*Exercise inputs:*
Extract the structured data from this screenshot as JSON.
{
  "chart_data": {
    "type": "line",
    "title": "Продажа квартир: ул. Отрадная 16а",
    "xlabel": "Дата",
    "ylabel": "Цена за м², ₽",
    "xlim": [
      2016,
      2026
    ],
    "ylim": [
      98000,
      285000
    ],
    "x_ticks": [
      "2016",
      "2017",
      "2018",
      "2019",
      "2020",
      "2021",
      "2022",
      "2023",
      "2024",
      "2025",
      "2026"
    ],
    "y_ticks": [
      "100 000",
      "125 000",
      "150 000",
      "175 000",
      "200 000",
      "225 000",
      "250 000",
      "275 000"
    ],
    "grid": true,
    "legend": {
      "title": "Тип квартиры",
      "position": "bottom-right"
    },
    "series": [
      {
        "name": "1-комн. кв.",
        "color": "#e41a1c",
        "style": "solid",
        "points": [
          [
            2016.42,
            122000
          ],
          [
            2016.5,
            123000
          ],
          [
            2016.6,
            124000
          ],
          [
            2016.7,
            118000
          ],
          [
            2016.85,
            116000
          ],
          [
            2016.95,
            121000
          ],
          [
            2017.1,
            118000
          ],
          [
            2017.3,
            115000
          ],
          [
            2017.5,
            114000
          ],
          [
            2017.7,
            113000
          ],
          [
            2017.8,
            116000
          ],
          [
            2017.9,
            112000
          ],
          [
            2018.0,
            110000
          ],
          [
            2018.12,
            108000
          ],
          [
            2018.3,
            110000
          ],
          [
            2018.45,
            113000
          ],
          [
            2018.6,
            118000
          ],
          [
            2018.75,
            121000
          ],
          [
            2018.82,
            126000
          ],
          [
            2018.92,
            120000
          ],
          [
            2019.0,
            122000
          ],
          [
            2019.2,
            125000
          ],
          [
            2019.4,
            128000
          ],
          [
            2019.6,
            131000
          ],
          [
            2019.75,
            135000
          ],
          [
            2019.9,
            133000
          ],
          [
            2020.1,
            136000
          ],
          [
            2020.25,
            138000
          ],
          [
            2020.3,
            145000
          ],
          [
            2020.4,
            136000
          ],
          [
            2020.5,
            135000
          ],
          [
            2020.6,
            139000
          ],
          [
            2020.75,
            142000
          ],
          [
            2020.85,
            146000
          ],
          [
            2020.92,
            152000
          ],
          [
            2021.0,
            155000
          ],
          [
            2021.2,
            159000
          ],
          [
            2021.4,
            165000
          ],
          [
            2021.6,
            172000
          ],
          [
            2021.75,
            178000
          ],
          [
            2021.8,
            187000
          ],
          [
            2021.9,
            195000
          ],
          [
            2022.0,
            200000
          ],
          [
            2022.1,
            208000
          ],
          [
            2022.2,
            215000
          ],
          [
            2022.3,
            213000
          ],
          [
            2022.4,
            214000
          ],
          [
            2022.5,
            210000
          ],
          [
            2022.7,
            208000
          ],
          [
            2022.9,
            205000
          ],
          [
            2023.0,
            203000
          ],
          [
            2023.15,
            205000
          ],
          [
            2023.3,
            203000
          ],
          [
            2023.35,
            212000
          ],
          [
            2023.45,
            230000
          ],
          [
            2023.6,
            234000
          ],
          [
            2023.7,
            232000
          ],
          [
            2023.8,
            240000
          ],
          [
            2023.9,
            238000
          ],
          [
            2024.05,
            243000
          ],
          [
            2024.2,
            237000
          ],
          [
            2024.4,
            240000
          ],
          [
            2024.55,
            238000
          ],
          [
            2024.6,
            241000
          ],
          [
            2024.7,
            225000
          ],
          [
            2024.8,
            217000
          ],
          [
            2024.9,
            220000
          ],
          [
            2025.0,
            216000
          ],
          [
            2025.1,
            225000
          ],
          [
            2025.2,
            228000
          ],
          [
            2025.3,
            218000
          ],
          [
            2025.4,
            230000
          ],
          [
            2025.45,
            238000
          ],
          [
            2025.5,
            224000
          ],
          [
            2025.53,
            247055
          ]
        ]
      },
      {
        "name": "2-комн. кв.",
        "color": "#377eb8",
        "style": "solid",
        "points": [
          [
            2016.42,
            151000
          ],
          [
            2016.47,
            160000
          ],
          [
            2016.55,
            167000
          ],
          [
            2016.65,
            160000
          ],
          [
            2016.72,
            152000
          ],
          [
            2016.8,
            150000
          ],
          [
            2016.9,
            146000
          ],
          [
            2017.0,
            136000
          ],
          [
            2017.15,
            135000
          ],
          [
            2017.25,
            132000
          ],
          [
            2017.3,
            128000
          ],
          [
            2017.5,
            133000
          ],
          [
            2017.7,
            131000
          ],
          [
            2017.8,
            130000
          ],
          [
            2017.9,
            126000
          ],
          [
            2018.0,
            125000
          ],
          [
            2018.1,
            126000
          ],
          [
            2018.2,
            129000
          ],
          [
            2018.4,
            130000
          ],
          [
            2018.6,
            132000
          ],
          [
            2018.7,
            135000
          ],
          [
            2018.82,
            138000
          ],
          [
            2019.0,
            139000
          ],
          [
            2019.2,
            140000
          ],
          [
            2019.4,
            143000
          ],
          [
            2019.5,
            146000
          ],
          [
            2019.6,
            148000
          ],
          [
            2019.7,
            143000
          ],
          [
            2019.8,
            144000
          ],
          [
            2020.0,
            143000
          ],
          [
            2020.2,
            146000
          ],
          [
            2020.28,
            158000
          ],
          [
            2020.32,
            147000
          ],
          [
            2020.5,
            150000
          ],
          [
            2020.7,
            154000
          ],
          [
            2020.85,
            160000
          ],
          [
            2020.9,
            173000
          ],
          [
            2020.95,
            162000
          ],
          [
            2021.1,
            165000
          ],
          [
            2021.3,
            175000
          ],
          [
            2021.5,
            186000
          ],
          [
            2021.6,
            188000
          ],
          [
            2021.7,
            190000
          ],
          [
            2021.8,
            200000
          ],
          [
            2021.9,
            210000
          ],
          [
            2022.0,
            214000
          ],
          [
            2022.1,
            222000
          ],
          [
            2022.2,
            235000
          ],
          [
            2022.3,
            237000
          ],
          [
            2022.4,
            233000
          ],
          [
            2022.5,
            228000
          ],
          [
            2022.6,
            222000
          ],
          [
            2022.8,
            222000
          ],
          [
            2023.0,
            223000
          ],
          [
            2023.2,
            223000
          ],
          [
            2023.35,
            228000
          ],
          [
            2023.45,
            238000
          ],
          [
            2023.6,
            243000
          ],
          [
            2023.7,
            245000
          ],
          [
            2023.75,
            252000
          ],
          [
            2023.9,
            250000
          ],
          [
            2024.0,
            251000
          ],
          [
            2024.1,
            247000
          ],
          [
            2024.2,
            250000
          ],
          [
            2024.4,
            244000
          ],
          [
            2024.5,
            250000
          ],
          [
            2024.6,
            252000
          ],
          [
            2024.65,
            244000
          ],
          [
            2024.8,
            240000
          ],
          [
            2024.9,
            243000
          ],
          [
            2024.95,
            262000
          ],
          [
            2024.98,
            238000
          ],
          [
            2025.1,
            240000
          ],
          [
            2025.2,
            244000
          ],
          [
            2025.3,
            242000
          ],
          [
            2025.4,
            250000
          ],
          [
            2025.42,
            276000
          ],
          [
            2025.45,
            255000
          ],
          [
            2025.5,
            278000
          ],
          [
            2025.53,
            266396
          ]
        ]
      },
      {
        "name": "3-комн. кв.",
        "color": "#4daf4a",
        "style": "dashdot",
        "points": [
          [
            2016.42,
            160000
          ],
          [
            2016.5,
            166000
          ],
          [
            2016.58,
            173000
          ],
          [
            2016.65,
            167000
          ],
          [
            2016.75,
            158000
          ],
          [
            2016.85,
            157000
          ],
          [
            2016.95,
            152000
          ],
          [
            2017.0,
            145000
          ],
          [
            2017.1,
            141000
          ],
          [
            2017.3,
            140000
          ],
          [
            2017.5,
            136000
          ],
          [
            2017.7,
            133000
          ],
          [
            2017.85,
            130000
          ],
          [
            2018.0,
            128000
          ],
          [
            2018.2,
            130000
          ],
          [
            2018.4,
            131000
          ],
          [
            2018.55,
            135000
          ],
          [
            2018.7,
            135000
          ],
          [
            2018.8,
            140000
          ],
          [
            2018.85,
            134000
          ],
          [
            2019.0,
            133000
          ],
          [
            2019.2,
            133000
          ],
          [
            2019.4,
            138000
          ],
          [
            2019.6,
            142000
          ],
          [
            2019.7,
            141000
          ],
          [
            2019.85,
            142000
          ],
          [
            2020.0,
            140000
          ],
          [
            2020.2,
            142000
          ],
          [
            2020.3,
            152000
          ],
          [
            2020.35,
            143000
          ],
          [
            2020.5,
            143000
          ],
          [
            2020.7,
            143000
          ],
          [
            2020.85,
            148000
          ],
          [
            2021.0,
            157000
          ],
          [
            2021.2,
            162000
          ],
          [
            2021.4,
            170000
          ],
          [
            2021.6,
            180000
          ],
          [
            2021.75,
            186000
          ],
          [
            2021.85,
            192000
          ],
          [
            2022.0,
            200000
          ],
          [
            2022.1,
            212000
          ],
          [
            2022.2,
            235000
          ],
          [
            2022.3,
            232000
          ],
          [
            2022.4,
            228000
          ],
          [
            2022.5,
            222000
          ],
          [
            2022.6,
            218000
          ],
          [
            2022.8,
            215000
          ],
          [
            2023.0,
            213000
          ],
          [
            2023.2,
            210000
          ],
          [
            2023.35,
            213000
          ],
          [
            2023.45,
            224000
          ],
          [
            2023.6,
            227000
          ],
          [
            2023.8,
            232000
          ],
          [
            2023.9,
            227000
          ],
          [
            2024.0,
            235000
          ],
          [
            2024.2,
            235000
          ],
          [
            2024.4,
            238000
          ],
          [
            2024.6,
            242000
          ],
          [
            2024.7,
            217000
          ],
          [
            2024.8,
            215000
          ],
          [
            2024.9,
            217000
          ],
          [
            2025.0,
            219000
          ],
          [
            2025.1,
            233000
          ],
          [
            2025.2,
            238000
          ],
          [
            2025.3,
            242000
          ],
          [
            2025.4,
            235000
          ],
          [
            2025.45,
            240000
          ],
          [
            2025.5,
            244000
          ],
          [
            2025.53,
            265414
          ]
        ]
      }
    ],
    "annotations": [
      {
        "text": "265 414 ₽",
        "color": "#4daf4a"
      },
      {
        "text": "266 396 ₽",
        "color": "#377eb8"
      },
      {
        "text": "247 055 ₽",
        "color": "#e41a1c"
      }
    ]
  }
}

*Job:*
Copy all the lines above that hold the string "комн".

*Reply to the exercise:*
        "name": "1-комн. кв.",
        "name": "2-комн. кв.",
        "name": "3-комн. кв.",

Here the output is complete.